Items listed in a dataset
# # #
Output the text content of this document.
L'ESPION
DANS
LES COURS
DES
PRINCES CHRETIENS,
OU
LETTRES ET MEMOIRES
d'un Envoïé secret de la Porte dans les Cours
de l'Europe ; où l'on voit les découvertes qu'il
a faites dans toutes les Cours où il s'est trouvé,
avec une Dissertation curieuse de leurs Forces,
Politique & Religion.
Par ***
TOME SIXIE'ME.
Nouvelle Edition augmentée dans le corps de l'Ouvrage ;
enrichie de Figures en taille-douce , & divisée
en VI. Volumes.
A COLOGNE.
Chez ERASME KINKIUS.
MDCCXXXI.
# # #
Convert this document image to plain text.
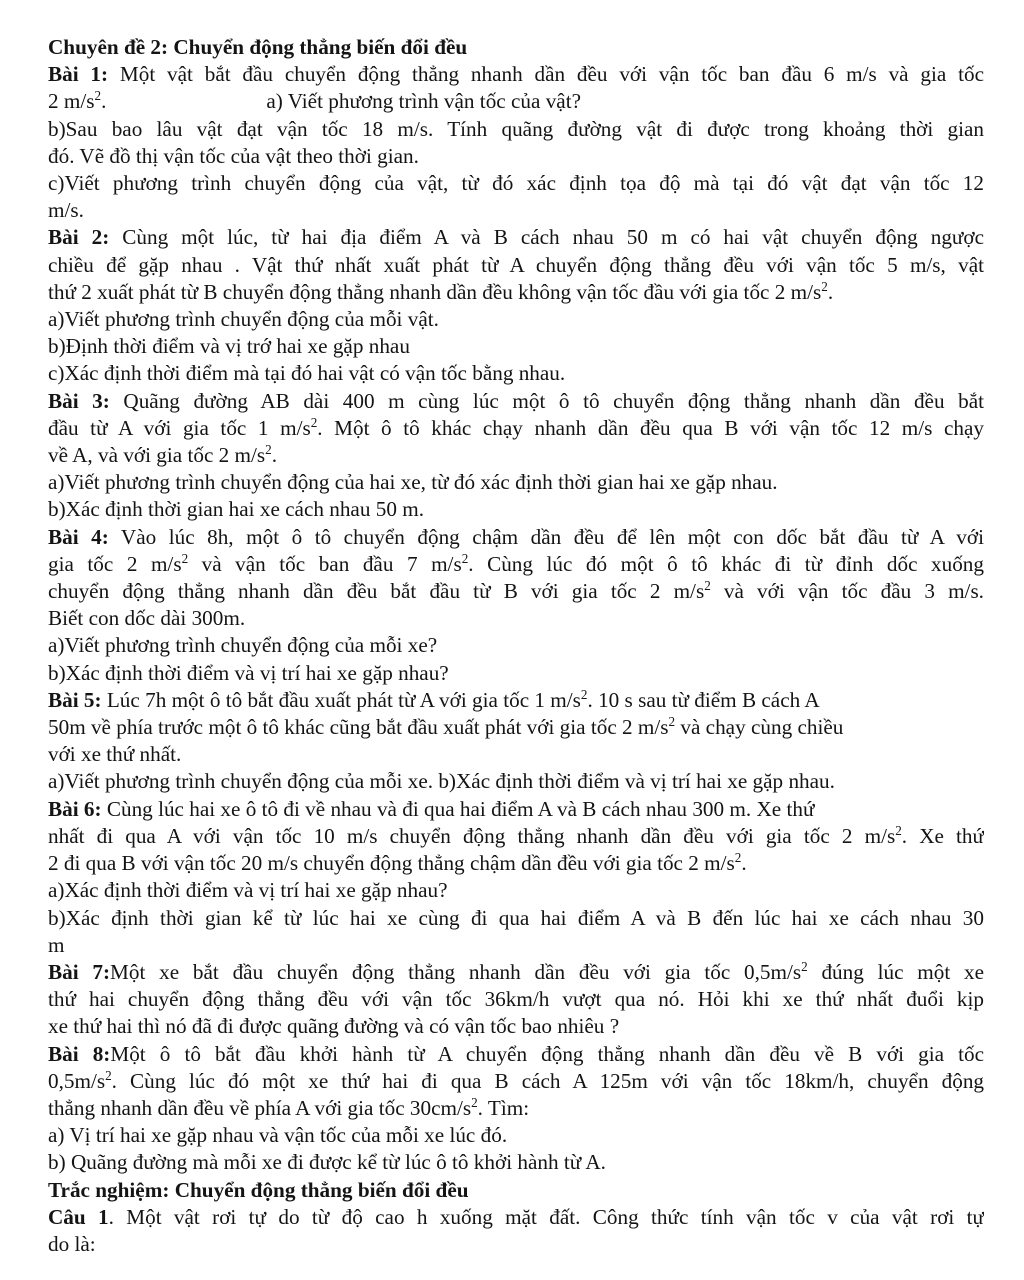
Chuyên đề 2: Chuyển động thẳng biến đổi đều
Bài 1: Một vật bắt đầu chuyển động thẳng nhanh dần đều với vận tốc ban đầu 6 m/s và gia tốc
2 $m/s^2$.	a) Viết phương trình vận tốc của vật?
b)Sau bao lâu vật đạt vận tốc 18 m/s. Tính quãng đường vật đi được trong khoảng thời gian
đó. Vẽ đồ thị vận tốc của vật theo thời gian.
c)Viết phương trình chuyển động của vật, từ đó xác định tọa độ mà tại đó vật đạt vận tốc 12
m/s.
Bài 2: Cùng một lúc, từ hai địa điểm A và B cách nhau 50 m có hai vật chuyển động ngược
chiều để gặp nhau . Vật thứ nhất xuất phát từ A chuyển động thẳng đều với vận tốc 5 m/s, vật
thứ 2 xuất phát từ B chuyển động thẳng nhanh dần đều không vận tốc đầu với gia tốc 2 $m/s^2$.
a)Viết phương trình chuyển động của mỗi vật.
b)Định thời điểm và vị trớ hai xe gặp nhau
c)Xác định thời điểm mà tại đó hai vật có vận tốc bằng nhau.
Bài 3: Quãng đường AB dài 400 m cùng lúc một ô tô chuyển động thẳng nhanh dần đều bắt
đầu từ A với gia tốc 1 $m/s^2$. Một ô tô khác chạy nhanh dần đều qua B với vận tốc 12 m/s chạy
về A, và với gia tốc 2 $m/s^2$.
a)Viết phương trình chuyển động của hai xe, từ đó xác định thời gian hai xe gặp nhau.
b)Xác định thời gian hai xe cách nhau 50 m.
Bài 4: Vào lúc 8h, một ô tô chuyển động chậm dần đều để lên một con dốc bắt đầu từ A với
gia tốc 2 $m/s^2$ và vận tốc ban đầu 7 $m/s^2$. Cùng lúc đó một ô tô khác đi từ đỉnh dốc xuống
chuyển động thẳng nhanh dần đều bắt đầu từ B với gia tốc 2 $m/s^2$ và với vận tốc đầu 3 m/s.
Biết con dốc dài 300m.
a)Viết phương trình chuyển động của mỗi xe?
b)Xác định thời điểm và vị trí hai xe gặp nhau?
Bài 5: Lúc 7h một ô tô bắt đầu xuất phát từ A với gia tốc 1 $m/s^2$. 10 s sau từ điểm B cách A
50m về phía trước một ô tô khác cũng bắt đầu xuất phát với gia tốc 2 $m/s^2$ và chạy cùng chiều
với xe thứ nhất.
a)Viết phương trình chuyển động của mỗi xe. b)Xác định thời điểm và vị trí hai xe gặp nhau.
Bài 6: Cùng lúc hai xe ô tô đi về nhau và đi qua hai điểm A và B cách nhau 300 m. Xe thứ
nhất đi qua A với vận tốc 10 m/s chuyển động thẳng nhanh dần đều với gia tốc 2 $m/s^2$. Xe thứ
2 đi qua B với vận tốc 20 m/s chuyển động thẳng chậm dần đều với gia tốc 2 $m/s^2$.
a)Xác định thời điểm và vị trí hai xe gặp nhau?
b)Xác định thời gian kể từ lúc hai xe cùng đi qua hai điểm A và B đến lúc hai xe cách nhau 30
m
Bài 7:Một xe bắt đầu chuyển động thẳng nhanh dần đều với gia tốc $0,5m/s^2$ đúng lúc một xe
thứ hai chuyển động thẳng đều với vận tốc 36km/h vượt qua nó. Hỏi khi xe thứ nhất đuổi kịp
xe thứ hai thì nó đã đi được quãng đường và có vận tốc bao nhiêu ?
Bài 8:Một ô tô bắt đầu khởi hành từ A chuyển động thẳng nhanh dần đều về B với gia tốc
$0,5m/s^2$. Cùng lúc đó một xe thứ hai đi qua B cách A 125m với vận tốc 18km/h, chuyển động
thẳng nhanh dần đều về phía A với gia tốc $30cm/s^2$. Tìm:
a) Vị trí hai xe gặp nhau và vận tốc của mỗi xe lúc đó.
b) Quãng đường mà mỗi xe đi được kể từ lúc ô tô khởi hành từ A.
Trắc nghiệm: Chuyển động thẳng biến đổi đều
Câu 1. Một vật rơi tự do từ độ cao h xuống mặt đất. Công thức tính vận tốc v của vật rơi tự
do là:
# # #
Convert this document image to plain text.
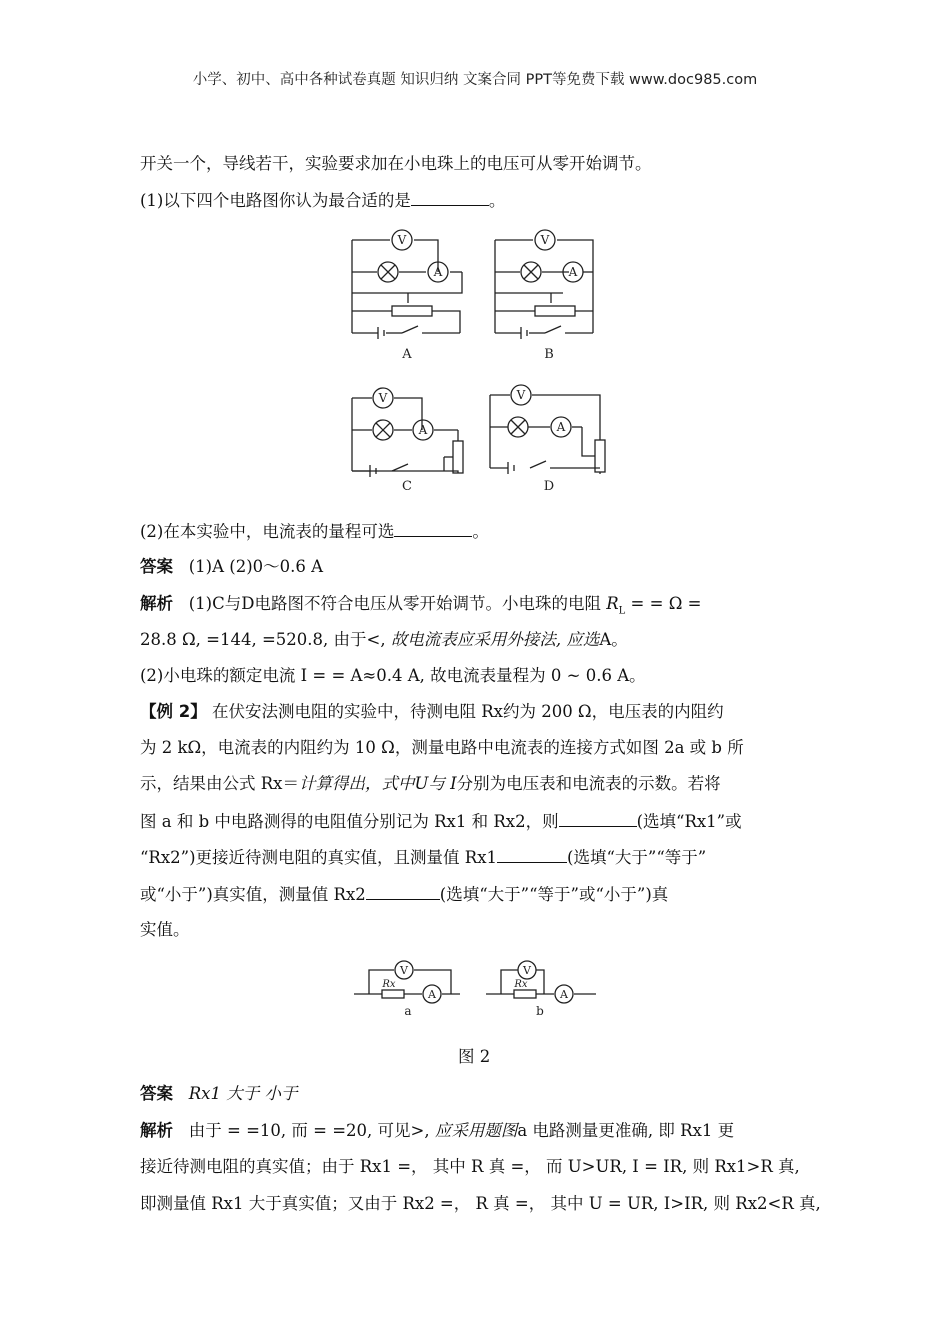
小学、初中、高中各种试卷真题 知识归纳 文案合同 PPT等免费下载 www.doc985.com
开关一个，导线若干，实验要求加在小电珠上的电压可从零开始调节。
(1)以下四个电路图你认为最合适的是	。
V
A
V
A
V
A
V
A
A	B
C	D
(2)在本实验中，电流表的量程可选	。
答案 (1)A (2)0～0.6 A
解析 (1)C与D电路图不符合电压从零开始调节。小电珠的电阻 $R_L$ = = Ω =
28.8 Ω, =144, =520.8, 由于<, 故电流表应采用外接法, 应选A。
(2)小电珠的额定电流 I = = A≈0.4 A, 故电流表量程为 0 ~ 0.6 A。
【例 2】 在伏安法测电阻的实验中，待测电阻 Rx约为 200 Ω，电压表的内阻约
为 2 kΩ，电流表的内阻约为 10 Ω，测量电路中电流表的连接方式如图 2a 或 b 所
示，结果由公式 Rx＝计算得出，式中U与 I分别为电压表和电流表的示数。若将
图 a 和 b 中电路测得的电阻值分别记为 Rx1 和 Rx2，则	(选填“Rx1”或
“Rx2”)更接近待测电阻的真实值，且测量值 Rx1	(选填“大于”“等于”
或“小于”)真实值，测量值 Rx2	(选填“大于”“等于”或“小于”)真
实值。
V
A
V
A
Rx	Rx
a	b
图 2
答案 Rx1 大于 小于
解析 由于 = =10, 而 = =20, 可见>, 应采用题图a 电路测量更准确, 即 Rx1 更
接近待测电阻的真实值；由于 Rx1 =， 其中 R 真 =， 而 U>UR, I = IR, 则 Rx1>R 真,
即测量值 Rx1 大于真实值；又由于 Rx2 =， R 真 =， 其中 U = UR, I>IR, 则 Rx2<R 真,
# # #
> _Direction_
Using the listing above, locate the lines that hold "xuất" and copy each one.

> _Finished answer_
chiều để gặp nhau . Vật thứ nhất xuất phát từ A chuyển động thẳng đều với vận tốc 5 m/s, vật
thứ 2 xuất phát từ B chuyển động thẳng nhanh dần đều không vận tốc đầu với gia tốc 2 $m/s^2$.
Bài 5: Lúc 7h một ô tô bắt đầu xuất phát từ A với gia tốc 1 $m/s^2$. 10 s sau từ điểm B cách A
50m về phía trước một ô tô khác cũng bắt đầu xuất phát với gia tốc 2 $m/s^2$ và chạy cùng chiều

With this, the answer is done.